START Provided material

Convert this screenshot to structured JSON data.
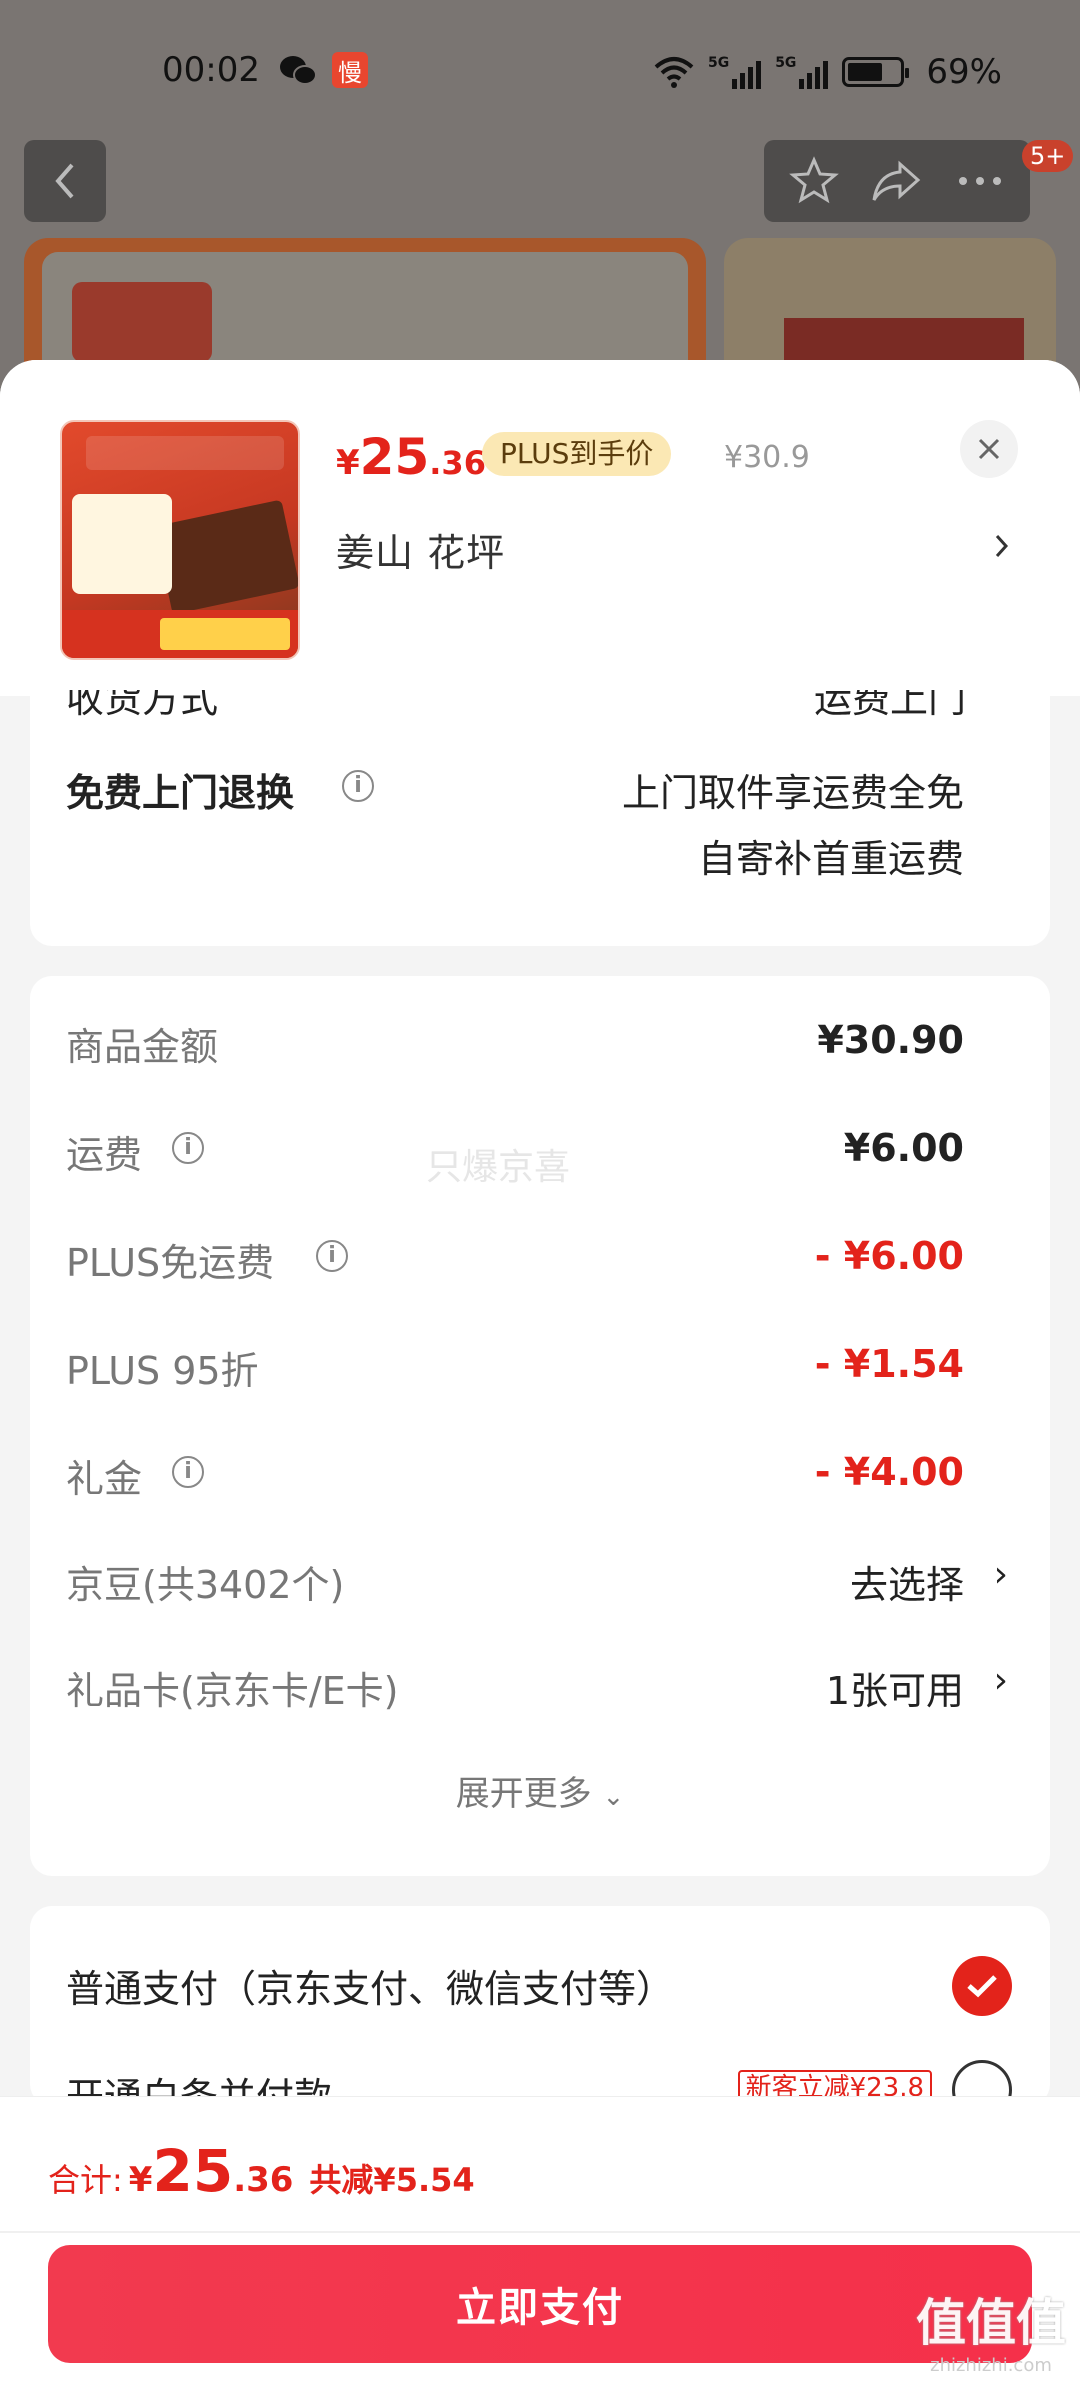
{
  "status_bar": {
    "time": "00:02",
    "slow_badge": "慢",
    "signal1": "5G",
    "signal2": "5G",
    "battery": "69%"
  },
  "nav": {
    "badge": "5+"
  },
  "product": {
    "price_yen": "¥",
    "price_int": "25",
    "price_dec": ".36",
    "plus_tag": "PLUS到手价",
    "original_price": "¥30.9",
    "spec": "姜山  花坪"
  },
  "shipping": {
    "clipped_label": "收货方式",
    "clipped_value": "运费上门",
    "return_label": "免费上门退换",
    "return_line1": "上门取件享运费全免",
    "return_line2": "自寄补首重运费"
  },
  "costs": {
    "watermark": "只爆京喜",
    "rows": [
      {
        "label": "商品金额",
        "value": "¥30.90"
      },
      {
        "label": "运费",
        "value": "¥6.00"
      },
      {
        "label": "PLUS免运费",
        "value": "- ¥6.00"
      },
      {
        "label": "PLUS 95折",
        "value": "- ¥1.54"
      },
      {
        "label": "礼金",
        "value": "- ¥4.00"
      },
      {
        "label": "京豆(共3402个)",
        "value": "去选择"
      },
      {
        "label": "礼品卡(京东卡/E卡)",
        "value": "1张可用"
      }
    ],
    "expand_more": "展开更多"
  },
  "payment": {
    "normal_label": "普通支付（京东支付、微信支付等）",
    "baitiao_label": "开通白条并付款",
    "baitiao_tag": "新客立减¥23.8"
  },
  "footer": {
    "total_label": "合计:",
    "total_yen": "¥",
    "total_int": "25",
    "total_dec": ".36",
    "saved": "共减¥5.54",
    "pay_button": "立即支付",
    "watermark_big": "值值值",
    "watermark_small": "zhizhizhi.com"
  },
  "colors": {
    "accent_red": "#e3231b",
    "pay_button": "#f23a4f",
    "plus_tag_bg": "#fbe8b4"
  }
}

END Provided material

• **Task statement**
Each entry should be repeated exactly as it appears; the pictures stay out.

• **Worked answer**
Convert this screenshot to structured JSON data.
{
  "status_bar": {
    "time": "00:02",
    "slow_badge": "慢",
    "signal1": "5G",
    "signal2": "5G",
    "battery": "69%"
  },
  "nav": {
    "badge": "5+"
  },
  "product": {
    "price_yen": "¥",
    "price_int": "25",
    "price_dec": ".36",
    "plus_tag": "PLUS到手价",
    "original_price": "¥30.9",
    "spec": "姜山  花坪"
  },
  "shipping": {
    "clipped_label": "收货方式",
    "clipped_value": "运费上门",
    "return_label": "免费上门退换",
    "return_line1": "上门取件享运费全免",
    "return_line2": "自寄补首重运费"
  },
  "costs": {
    "watermark": "只爆京喜",
    "rows": [
      {
        "label": "商品金额",
        "value": "¥30.90"
      },
      {
        "label": "运费",
        "value": "¥6.00"
      },
      {
        "label": "PLUS免运费",
        "value": "- ¥6.00"
      },
      {
        "label": "PLUS 95折",
        "value": "- ¥1.54"
      },
      {
        "label": "礼金",
        "value": "- ¥4.00"
      },
      {
        "label": "京豆(共3402个)",
        "value": "去选择"
      },
      {
        "label": "礼品卡(京东卡/E卡)",
        "value": "1张可用"
      }
    ],
    "expand_more": "展开更多"
  },
  "payment": {
    "normal_label": "普通支付（京东支付、微信支付等）",
    "baitiao_label": "开通白条并付款",
    "baitiao_tag": "新客立减¥23.8"
  },
  "footer": {
    "total_label": "合计:",
    "total_yen": "¥",
    "total_int": "25",
    "total_dec": ".36",
    "saved": "共减¥5.54",
    "pay_button": "立即支付",
    "watermark_big": "值值值",
    "watermark_small": "zhizhizhi.com"
  },
  "colors": {
    "accent_red": "#e3231b",
    "pay_button": "#f23a4f",
    "plus_tag_bg": "#fbe8b4"
  }
}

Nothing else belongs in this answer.